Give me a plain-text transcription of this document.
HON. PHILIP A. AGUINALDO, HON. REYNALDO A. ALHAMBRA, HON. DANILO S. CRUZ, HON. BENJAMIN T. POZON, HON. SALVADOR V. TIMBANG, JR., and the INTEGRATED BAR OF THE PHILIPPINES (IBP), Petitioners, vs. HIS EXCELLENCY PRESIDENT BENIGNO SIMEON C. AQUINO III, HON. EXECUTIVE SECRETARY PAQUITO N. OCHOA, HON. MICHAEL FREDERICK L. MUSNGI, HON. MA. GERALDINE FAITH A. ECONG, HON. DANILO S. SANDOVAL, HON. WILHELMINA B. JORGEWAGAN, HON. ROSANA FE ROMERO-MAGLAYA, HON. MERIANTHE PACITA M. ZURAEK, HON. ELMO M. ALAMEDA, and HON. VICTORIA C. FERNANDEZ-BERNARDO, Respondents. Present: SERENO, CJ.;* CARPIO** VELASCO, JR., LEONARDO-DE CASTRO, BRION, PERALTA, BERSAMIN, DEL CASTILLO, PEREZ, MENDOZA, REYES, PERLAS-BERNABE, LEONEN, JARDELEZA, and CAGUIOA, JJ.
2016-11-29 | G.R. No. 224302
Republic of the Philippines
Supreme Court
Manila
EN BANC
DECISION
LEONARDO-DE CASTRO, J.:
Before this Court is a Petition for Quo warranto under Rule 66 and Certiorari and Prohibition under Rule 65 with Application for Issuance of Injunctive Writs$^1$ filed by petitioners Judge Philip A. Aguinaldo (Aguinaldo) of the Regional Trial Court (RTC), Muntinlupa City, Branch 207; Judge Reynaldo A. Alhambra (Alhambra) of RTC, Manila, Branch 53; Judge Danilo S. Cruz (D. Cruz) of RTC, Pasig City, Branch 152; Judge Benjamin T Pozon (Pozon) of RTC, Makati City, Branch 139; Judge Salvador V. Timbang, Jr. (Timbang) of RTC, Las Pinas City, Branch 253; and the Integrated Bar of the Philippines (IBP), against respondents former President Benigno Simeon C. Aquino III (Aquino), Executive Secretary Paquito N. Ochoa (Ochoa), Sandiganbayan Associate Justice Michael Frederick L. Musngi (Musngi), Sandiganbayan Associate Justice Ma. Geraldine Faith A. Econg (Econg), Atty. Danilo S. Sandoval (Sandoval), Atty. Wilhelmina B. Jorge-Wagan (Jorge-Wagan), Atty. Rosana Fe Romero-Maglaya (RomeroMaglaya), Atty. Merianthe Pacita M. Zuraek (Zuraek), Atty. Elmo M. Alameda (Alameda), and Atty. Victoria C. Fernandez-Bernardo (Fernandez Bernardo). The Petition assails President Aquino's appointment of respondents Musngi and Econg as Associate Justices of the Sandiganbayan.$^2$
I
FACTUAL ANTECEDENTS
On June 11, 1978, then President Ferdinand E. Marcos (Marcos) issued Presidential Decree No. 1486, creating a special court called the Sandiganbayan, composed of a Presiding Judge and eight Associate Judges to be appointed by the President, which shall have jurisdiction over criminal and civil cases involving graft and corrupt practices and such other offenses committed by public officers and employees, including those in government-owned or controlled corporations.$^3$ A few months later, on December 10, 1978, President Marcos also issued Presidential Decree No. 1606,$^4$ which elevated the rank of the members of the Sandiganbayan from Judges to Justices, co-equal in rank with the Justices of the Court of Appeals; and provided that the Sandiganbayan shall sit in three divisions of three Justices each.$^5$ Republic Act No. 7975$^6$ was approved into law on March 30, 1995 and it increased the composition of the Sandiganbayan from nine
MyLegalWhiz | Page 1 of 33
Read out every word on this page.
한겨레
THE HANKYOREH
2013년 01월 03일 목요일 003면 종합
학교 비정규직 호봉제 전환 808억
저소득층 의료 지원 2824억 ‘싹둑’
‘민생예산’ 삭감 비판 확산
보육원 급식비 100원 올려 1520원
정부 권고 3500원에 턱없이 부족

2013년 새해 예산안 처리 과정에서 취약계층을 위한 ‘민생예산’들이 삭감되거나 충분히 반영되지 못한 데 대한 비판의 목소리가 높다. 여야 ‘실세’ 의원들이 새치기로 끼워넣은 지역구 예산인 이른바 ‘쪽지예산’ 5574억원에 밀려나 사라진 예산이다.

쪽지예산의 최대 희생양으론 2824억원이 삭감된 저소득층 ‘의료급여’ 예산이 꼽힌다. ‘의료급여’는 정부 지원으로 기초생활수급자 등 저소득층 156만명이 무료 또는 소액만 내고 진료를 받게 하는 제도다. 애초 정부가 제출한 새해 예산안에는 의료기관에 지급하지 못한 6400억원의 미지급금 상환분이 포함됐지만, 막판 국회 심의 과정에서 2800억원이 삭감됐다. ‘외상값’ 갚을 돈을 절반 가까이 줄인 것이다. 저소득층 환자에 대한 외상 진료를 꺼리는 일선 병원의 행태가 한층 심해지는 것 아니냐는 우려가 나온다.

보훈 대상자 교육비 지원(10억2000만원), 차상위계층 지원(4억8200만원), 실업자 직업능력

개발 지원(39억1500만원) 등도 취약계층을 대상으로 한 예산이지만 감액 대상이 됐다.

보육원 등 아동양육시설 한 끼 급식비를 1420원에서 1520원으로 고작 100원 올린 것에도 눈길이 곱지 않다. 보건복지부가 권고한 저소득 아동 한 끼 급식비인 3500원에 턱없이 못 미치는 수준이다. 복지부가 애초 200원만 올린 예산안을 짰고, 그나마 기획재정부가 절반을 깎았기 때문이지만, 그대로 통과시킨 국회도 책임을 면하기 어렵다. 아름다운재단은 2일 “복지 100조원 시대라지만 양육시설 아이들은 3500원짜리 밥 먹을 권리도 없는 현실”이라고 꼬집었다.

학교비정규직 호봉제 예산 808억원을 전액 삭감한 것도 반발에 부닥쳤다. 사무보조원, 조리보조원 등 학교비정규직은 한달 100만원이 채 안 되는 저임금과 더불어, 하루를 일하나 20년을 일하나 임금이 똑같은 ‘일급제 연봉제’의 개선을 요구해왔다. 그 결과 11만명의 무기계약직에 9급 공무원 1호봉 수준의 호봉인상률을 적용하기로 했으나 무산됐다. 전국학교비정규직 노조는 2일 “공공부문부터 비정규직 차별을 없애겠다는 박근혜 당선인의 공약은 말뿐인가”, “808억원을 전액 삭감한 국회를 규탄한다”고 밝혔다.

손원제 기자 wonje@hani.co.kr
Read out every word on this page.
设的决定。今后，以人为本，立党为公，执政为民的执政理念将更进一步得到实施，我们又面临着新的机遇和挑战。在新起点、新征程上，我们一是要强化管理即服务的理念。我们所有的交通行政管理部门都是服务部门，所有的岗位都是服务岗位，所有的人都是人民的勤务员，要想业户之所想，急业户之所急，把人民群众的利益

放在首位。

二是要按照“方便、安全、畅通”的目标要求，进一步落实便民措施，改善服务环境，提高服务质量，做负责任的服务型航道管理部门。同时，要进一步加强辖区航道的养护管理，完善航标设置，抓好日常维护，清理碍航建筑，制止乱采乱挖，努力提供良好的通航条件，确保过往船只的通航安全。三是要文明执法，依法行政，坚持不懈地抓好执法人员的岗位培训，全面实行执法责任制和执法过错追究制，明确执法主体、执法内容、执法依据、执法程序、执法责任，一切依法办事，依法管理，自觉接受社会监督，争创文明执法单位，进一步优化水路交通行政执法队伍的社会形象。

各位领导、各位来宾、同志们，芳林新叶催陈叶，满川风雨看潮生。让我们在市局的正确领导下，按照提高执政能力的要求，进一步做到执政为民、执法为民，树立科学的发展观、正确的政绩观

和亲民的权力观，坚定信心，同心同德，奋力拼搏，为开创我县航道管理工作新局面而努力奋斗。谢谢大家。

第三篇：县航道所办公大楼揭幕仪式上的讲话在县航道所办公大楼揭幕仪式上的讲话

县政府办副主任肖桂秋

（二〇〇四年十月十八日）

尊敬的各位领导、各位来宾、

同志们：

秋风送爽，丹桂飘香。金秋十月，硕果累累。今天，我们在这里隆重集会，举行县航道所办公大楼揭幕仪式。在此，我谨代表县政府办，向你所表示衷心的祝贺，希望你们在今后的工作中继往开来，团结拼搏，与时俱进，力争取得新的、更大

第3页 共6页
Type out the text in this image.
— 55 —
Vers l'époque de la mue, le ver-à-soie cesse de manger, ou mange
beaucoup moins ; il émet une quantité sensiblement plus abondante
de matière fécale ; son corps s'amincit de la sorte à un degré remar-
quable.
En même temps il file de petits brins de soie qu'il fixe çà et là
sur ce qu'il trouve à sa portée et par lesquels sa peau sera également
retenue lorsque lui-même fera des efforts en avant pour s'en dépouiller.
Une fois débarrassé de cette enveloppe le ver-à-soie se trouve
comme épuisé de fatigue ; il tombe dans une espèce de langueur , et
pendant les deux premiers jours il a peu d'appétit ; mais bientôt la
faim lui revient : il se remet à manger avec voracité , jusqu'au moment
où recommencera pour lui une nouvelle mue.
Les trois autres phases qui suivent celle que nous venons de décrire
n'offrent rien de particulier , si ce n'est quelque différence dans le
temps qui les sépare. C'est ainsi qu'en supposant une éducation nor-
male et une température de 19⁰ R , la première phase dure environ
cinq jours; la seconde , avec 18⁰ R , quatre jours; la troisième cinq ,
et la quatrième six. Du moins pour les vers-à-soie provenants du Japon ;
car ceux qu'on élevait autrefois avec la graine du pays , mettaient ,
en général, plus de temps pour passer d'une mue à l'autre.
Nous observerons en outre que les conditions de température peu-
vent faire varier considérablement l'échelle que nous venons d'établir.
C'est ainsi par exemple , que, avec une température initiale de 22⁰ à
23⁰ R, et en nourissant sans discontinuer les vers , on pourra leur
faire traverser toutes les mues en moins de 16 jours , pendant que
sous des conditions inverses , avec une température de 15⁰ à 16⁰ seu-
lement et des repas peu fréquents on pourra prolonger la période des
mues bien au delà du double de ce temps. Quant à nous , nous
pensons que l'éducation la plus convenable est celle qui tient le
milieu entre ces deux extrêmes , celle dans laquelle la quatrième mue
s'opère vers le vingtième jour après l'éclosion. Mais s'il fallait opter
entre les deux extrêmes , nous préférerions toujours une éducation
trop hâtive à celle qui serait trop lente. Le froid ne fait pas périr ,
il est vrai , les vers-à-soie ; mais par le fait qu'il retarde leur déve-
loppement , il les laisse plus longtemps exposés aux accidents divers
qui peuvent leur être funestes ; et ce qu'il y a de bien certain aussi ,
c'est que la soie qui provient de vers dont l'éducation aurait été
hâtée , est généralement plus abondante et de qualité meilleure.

......

> [What you should do]: Find each line that has the word "manger", then copy it out.

> [The solution]:
Vers l'époque de la mue, le ver-à-soie cesse de manger, ou mange
faim lui revient : il se remet à manger avec voracité , jusqu'au moment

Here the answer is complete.